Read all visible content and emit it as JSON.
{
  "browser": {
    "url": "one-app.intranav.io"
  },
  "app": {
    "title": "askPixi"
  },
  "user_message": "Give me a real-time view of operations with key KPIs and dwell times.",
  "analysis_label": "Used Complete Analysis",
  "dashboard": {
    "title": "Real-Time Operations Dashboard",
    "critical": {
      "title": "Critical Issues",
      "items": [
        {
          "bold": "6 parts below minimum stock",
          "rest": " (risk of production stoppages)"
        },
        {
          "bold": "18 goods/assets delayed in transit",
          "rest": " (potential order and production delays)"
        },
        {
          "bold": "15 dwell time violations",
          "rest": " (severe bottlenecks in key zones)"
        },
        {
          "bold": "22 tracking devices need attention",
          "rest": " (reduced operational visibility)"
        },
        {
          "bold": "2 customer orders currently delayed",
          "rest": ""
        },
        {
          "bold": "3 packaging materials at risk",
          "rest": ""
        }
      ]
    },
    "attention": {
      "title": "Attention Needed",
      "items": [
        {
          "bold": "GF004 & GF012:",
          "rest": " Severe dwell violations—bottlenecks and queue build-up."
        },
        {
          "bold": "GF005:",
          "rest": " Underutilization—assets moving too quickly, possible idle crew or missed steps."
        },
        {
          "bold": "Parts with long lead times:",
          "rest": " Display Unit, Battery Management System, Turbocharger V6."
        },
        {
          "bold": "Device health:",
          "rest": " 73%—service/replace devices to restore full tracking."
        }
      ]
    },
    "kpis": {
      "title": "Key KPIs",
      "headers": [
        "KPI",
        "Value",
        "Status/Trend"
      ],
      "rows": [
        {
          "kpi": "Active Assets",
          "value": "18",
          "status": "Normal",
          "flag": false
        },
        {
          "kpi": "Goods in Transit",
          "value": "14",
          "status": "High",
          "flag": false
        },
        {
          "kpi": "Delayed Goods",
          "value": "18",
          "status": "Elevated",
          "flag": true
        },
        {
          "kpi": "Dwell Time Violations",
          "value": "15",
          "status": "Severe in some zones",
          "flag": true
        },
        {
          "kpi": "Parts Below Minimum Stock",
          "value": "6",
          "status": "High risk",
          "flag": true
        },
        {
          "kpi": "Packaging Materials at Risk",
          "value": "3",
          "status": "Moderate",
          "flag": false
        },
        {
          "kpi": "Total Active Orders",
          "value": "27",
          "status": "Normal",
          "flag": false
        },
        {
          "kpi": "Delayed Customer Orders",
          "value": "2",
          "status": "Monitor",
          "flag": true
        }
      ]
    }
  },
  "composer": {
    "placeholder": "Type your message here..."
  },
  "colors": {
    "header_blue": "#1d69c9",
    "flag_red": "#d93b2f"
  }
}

+ + + + +

Problem requirements:
Extract each line from the listing above, please, and repeat it exactly.

The reply:
Read all visible content and emit it as JSON.
{
  "browser": {
    "url": "one-app.intranav.io"
  },
  "app": {
    "title": "askPixi"
  },
  "user_message": "Give me a real-time view of operations with key KPIs and dwell times.",
  "analysis_label": "Used Complete Analysis",
  "dashboard": {
    "title": "Real-Time Operations Dashboard",
    "critical": {
      "title": "Critical Issues",
      "items": [
        {
          "bold": "6 parts below minimum stock",
          "rest": " (risk of production stoppages)"
        },
        {
          "bold": "18 goods/assets delayed in transit",
          "rest": " (potential order and production delays)"
        },
        {
          "bold": "15 dwell time violations",
          "rest": " (severe bottlenecks in key zones)"
        },
        {
          "bold": "22 tracking devices need attention",
          "rest": " (reduced operational visibility)"
        },
        {
          "bold": "2 customer orders currently delayed",
          "rest": ""
        },
        {
          "bold": "3 packaging materials at risk",
          "rest": ""
        }
      ]
    },
    "attention": {
      "title": "Attention Needed",
      "items": [
        {
          "bold": "GF004 & GF012:",
          "rest": " Severe dwell violations—bottlenecks and queue build-up."
        },
        {
          "bold": "GF005:",
          "rest": " Underutilization—assets moving too quickly, possible idle crew or missed steps."
        },
        {
          "bold": "Parts with long lead times:",
          "rest": " Display Unit, Battery Management System, Turbocharger V6."
        },
        {
          "bold": "Device health:",
          "rest": " 73%—service/replace devices to restore full tracking."
        }
      ]
    },
    "kpis": {
      "title": "Key KPIs",
      "headers": [
        "KPI",
        "Value",
        "Status/Trend"
      ],
      "rows": [
        {
          "kpi": "Active Assets",
          "value": "18",
          "status": "Normal",
          "flag": false
        },
        {
          "kpi": "Goods in Transit",
          "value": "14",
          "status": "High",
          "flag": false
        },
        {
          "kpi": "Delayed Goods",
          "value": "18",
          "status": "Elevated",
          "flag": true
        },
        {
          "kpi": "Dwell Time Violations",
          "value": "15",
          "status": "Severe in some zones",
          "flag": true
        },
        {
          "kpi": "Parts Below Minimum Stock",
          "value": "6",
          "status": "High risk",
          "flag": true
        },
        {
          "kpi": "Packaging Materials at Risk",
          "value": "3",
          "status": "Moderate",
          "flag": false
        },
        {
          "kpi": "Total Active Orders",
          "value": "27",
          "status": "Normal",
          "flag": false
        },
        {
          "kpi": "Delayed Customer Orders",
          "value": "2",
          "status": "Monitor",
          "flag": true
        }
      ]
    }
  },
  "composer": {
    "placeholder": "Type your message here..."
  },
  "colors": {
    "header_blue": "#1d69c9",
    "flag_red": "#d93b2f"
  }
}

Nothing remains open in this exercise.